### Brief
Would it be possible to write out each entry below exactly, without the pictures?
[Start Data shown]
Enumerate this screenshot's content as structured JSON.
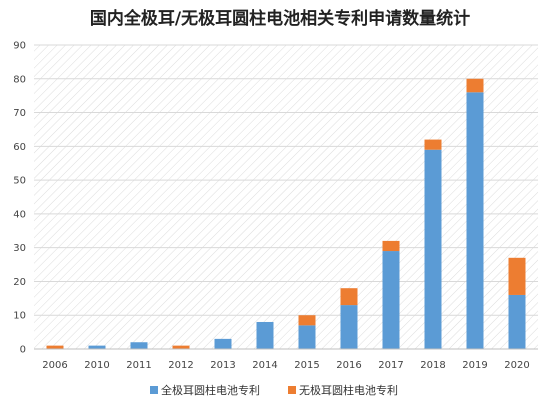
{
  "chart_data": {
    "type": "bar",
    "stacked": true,
    "title": "国内全极耳/无极耳圆柱电池相关专利申请数量统计",
    "xlabel": "",
    "ylabel": "",
    "categories": [
      "2006",
      "2010",
      "2011",
      "2012",
      "2013",
      "2014",
      "2015",
      "2016",
      "2017",
      "2018",
      "2019",
      "2020"
    ],
    "ylim": [
      0,
      90
    ],
    "yticks": [
      0,
      10,
      20,
      30,
      40,
      50,
      60,
      70,
      80,
      90
    ],
    "grid": true,
    "legend_position": "bottom",
    "series": [
      {
        "name": "全极耳圆柱电池专利",
        "color": "#5b9bd5",
        "values": [
          0,
          1,
          2,
          0,
          3,
          8,
          7,
          13,
          29,
          59,
          76,
          16
        ]
      },
      {
        "name": "无极耳圆柱电池专利",
        "color": "#ed7d31",
        "values": [
          1,
          0,
          0,
          1,
          0,
          0,
          3,
          5,
          3,
          3,
          4,
          11
        ]
      }
    ]
  }
}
[End Data shown]
### Completed task
Enumerate this screenshot's content as structured JSON.
{
  "chart_data": {
    "type": "bar",
    "stacked": true,
    "title": "国内全极耳/无极耳圆柱电池相关专利申请数量统计",
    "xlabel": "",
    "ylabel": "",
    "categories": [
      "2006",
      "2010",
      "2011",
      "2012",
      "2013",
      "2014",
      "2015",
      "2016",
      "2017",
      "2018",
      "2019",
      "2020"
    ],
    "ylim": [
      0,
      90
    ],
    "yticks": [
      0,
      10,
      20,
      30,
      40,
      50,
      60,
      70,
      80,
      90
    ],
    "grid": true,
    "legend_position": "bottom",
    "series": [
      {
        "name": "全极耳圆柱电池专利",
        "color": "#5b9bd5",
        "values": [
          0,
          1,
          2,
          0,
          3,
          8,
          7,
          13,
          29,
          59,
          76,
          16
        ]
      },
      {
        "name": "无极耳圆柱电池专利",
        "color": "#ed7d31",
        "values": [
          1,
          0,
          0,
          1,
          0,
          0,
          3,
          5,
          3,
          3,
          4,
          11
        ]
      }
    ]
  }
}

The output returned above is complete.